* **TESTO DI LETTURA**:
■ ■ ■ ■

IL PUNTO

Gdpr nel 2020: così il Garante italiano potrà riavere un ruolo chiave

Il 2019 è stato un anno importante per la protezione dei dati personali e ha marcato il ruolo chiave che l’Europa ha assunto col Gdpr. Ma altrettanto importante sarà il 2020. Vediamo quali sfide attendono le autorità nazionali

Pubblicato il 31 Gen 2020

Rocco Panetta

Partner Panetta Studio Legale e IAPP Country Leader per l’Italia

Linee Guida del Garante Privacy: è utile il legittimo interesse del titolare del trattamento

Il 2019 è stato un anno cruciale per il nuovo Regolamento europeo per la protezione dei dati personali, ma altrettanto importante sarà l’anno che si è aperto e durante il quale la Commissione Europea dovrà trasmettere a Parlamento e Consiglio una relazione di valutazione e di riesame della normativa. Un’occasione per l’Autorità italiana, che ha le carte in regola per ricoprire una funzione di guida a livello europeo e non solo.

Parto però da una piccola premessa: quest’anno entriamo negli anni 20 del secolo in cui viviamo. Per quanti di noi sono nati nel ‘900, fa un po’ impressione pensare agli anni 20, dato che la mente inevitabilmente corre a quegli anni 20 del secolo scorso, in cui tra i tanti accadimenti storici, spicca ancora per enorme mostruosità la negazione dei diritti e delle libertà che proprio in quegli anni si stagliò in tutta la sua disgraziata pericolosità in Italia ed in molta parte della nostra Europa.

La Comunità Europea nacque proprio, nel 1950, come reazione a quella negazione dell’umanità e dell’umanesimo, cosi come la nostra Costituzione del 1948. Con la direttiva 95/46/CE prima, e tutte le leggi nazionali di recepimento, e il Regolamento 679/2016 (“GDPR”) poi, si compie il percorso di piena implementazione giuridica di quelle regole volte a permettere che i diritti e le libertà fondamentali, che sono la base del nostro vivere in comune, fossero finalmente goduti e tutelati con pienezza.

Inizia, dunque, questa nuova decade con alcune riflessioni (si spera) costruttive sulle possibili evoluzioni della disciplina nazionale ed europea in materia di protezione dei dati personali.

Sanzioni Gdpr, il punto sul 2019

Il mese di ottobre 2019 ha fatto registrare il più alto numero di sanzioni complessivamente erogate (circa 24) da parte delle autorità di controllo europee (Data Protection Authority o “DPA”) da quando è divenuto applicabile il GDPR. L’importo delle multe decise, nei mesi passati, varia da un minimo di 300 euro (autorità di controllo austriaca) ad un massimo di 50 milioni di euro (autorità di controllo francese o “CNIL”).

■ ■ ■ ■

* **MATERIALE FORNITO**:
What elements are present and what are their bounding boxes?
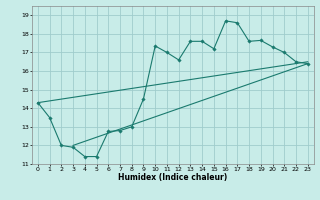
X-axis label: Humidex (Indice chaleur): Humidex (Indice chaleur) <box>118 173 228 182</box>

■ ■ ■ ■

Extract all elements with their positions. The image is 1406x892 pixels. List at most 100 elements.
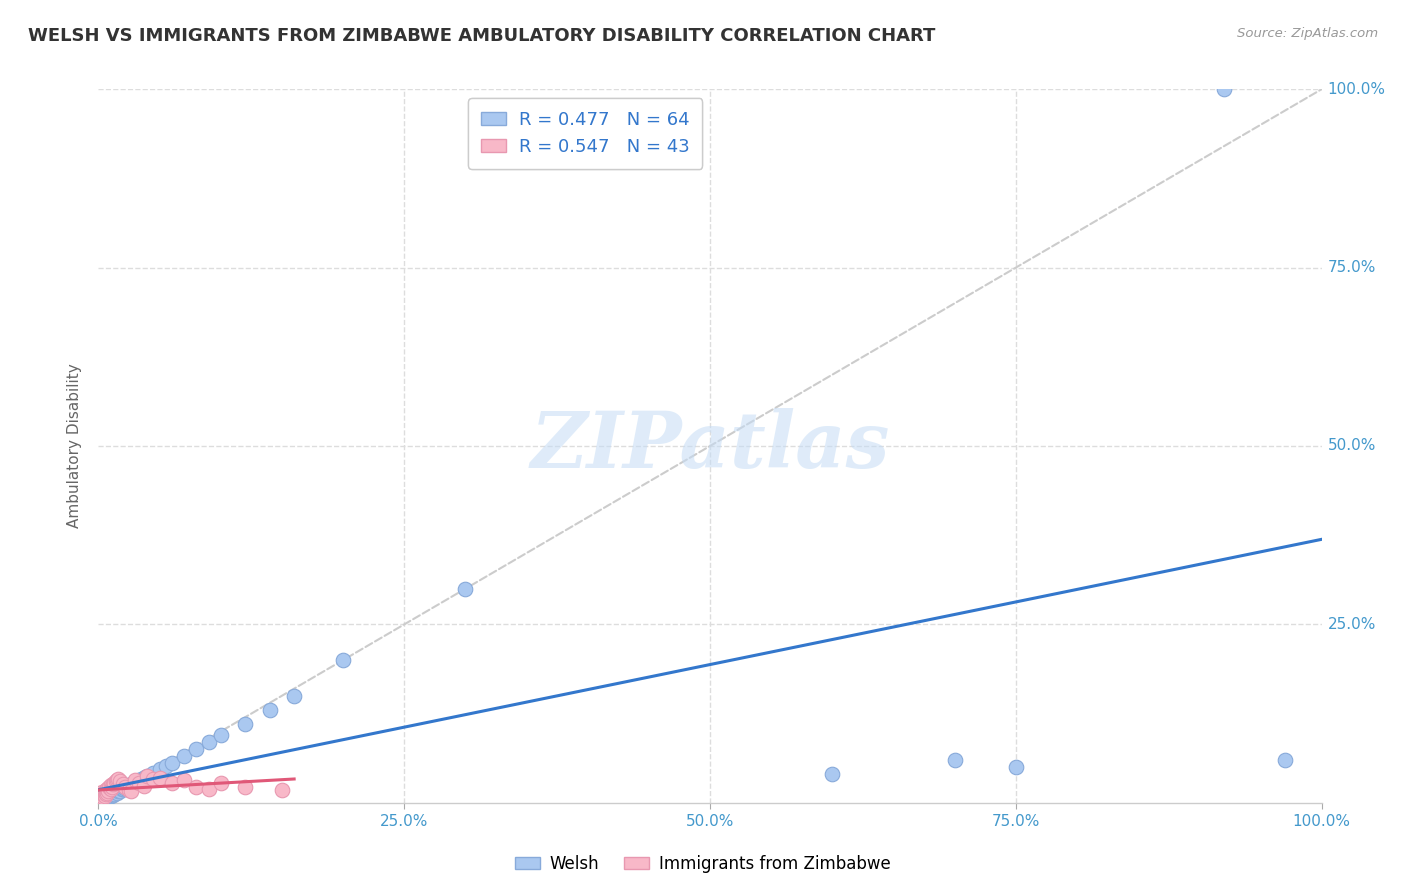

■ ■ ■ ■

* **DA SVOLGERE**:
**A.** Elenca gli atti normativi che l'articolo sul GDPR cita in modo specifico, cioè con un numero o con un anno.
**B.** Riporta dall'articolo sul GDPR il passo che va da "Rocco Panetta" fino a "e non solo." incluso.
I dati non hanno alcun legame con l'articolo sul GDPR.

* **ESITI DELL'ESERCIZIO**:
**A.** Costituzione del 1948, direttiva 95/46/CE, Regolamento 679/2016 ("GDPR")

**B.**
Rocco Panetta

Partner Panetta Studio Legale e IAPP Country Leader per l’Italia

Linee Guida del Garante Privacy: è utile il legittimo interesse del titolare del trattamento

Il 2019 è stato un anno cruciale per il nuovo Regolamento europeo per la protezione dei dati personali, ma altrettanto importante sarà l’anno che si è aperto e durante il quale la Commissione Europea dovrà trasmettere a Parlamento e Consiglio una relazione di valutazione e di riesame della normativa. Un’occasione per l’Autorità italiana, che ha le carte in regola per ricoprire una funzione di guida a livello europeo e non solo.